> **EXERCISE INSTRUCTIONS**
Copy each line below in which the string "level" occurs.

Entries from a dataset
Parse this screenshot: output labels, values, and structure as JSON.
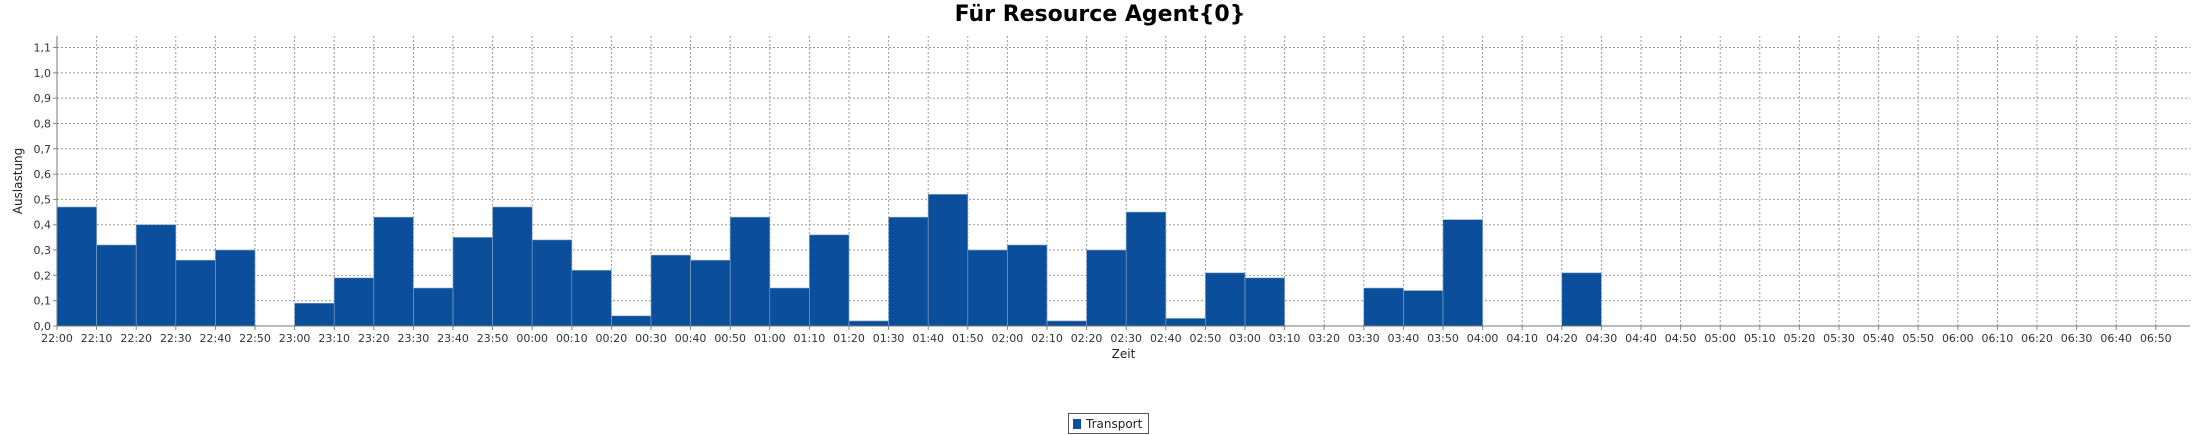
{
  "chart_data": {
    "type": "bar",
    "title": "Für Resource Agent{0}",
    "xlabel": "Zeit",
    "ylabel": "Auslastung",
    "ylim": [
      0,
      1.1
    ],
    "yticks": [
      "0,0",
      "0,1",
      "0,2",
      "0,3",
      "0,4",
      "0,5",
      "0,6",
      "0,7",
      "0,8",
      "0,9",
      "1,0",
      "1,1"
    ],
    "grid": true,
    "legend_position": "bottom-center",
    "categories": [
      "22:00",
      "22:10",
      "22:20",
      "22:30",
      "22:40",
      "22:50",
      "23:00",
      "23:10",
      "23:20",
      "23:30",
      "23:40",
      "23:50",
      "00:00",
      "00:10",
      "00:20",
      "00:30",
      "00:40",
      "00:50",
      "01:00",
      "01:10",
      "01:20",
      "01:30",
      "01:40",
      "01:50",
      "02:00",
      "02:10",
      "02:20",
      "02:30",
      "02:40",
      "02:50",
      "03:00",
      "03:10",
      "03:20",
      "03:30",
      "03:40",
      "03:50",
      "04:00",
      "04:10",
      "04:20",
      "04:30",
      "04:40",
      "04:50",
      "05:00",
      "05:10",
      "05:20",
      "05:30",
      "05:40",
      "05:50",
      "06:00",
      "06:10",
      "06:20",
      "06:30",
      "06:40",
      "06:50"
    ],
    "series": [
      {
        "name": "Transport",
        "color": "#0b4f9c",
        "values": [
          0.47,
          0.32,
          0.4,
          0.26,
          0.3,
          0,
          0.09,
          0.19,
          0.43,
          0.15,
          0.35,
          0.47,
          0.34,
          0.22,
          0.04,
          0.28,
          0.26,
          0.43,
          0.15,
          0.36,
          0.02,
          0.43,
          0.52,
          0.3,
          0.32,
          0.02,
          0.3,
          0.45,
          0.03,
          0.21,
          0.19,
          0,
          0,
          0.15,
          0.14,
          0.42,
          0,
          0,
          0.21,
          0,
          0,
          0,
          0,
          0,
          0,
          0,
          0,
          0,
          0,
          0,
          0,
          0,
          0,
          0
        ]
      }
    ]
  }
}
---
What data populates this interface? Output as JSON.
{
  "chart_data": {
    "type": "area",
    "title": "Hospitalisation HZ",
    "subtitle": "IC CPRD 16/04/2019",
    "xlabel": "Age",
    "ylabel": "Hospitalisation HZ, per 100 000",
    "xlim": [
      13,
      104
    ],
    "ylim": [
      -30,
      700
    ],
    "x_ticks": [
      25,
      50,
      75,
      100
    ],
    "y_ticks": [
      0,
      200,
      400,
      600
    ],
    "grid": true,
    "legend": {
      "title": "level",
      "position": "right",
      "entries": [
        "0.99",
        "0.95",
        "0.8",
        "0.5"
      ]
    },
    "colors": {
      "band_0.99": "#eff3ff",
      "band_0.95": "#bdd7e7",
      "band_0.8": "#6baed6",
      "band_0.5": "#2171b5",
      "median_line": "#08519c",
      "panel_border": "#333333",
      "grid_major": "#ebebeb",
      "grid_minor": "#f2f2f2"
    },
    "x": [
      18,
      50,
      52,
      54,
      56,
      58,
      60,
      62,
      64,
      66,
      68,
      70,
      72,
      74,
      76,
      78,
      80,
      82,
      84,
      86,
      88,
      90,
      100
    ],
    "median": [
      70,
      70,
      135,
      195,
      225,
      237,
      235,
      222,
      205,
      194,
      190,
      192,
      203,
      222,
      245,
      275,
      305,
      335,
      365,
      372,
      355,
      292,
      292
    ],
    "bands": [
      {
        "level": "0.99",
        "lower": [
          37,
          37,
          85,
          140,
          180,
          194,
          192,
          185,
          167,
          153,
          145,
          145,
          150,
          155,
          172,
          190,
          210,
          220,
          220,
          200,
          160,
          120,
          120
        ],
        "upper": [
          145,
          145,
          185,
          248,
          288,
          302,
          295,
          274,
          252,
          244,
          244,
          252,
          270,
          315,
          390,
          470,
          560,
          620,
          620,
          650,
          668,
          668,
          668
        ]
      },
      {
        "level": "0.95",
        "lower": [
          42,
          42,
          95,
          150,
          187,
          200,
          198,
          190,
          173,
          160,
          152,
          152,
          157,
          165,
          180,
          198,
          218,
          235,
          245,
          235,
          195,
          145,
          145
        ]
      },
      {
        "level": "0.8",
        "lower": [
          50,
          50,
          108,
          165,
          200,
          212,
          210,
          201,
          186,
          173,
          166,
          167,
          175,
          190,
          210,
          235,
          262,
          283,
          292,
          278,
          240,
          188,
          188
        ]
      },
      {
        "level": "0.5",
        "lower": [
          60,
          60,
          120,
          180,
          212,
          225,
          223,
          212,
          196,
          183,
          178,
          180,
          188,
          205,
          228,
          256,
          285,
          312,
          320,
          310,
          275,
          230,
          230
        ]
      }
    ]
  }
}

> **WRITTEN REPLY**
      "title": "level",
        "level": "0.99",
        "level": "0.95",
        "level": "0.8",
        "level": "0.5",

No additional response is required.